### WHAT YOU ARE ASKED TO DO
Transcribe each entry below exactly. Pictures do not go in the copy.

### EXTRACTED ENTRIES

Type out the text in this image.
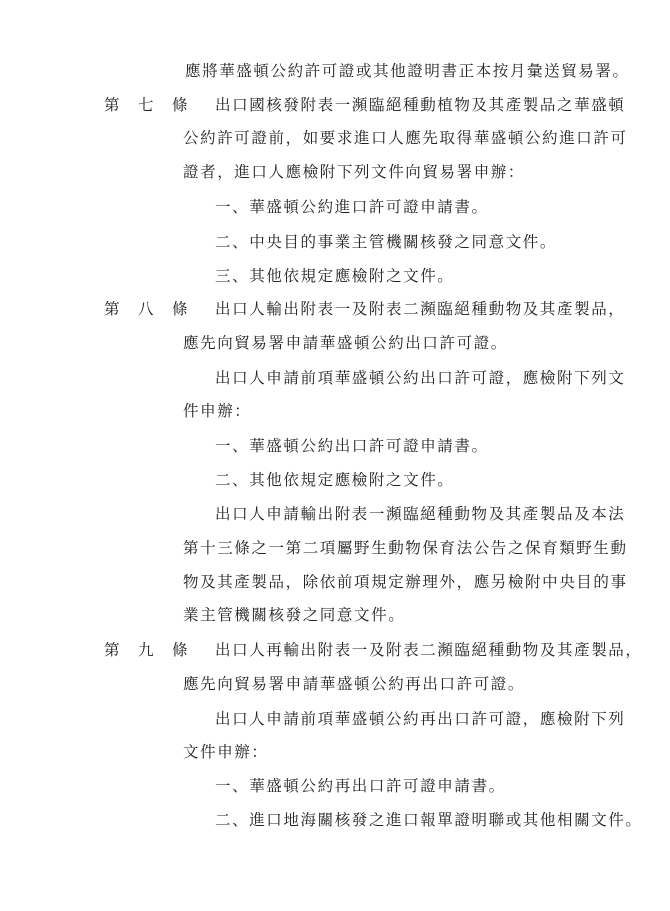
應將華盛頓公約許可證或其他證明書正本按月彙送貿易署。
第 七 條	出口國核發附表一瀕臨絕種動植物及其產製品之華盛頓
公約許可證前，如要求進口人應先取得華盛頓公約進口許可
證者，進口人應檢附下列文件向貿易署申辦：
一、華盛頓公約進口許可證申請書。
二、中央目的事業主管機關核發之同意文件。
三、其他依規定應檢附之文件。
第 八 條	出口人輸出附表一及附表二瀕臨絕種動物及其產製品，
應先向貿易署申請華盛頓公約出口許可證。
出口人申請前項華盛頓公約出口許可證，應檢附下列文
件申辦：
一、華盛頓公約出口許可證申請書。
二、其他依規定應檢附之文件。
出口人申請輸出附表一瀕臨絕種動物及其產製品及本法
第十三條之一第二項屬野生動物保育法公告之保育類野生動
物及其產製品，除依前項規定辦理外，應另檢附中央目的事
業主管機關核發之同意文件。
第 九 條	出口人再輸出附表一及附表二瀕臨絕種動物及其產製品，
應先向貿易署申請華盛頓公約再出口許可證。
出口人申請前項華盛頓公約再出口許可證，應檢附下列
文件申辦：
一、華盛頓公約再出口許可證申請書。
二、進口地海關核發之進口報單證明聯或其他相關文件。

### RESULT
Type out the text in this image.
應將華盛頓公約許可證或其他證明書正本按月彙送貿易署。
第 七 條	出口國核發附表一瀕臨絕種動植物及其產製品之華盛頓
公約許可證前，如要求進口人應先取得華盛頓公約進口許可
證者，進口人應檢附下列文件向貿易署申辦：
一、華盛頓公約進口許可證申請書。
二、中央目的事業主管機關核發之同意文件。
三、其他依規定應檢附之文件。
第 八 條	出口人輸出附表一及附表二瀕臨絕種動物及其產製品，
應先向貿易署申請華盛頓公約出口許可證。
出口人申請前項華盛頓公約出口許可證，應檢附下列文
件申辦：
一、華盛頓公約出口許可證申請書。
二、其他依規定應檢附之文件。
出口人申請輸出附表一瀕臨絕種動物及其產製品及本法
第十三條之一第二項屬野生動物保育法公告之保育類野生動
物及其產製品，除依前項規定辦理外，應另檢附中央目的事
業主管機關核發之同意文件。
第 九 條	出口人再輸出附表一及附表二瀕臨絕種動物及其產製品，
應先向貿易署申請華盛頓公約再出口許可證。
出口人申請前項華盛頓公約再出口許可證，應檢附下列
文件申辦：
一、華盛頓公約再出口許可證申請書。
二、進口地海關核發之進口報單證明聯或其他相關文件。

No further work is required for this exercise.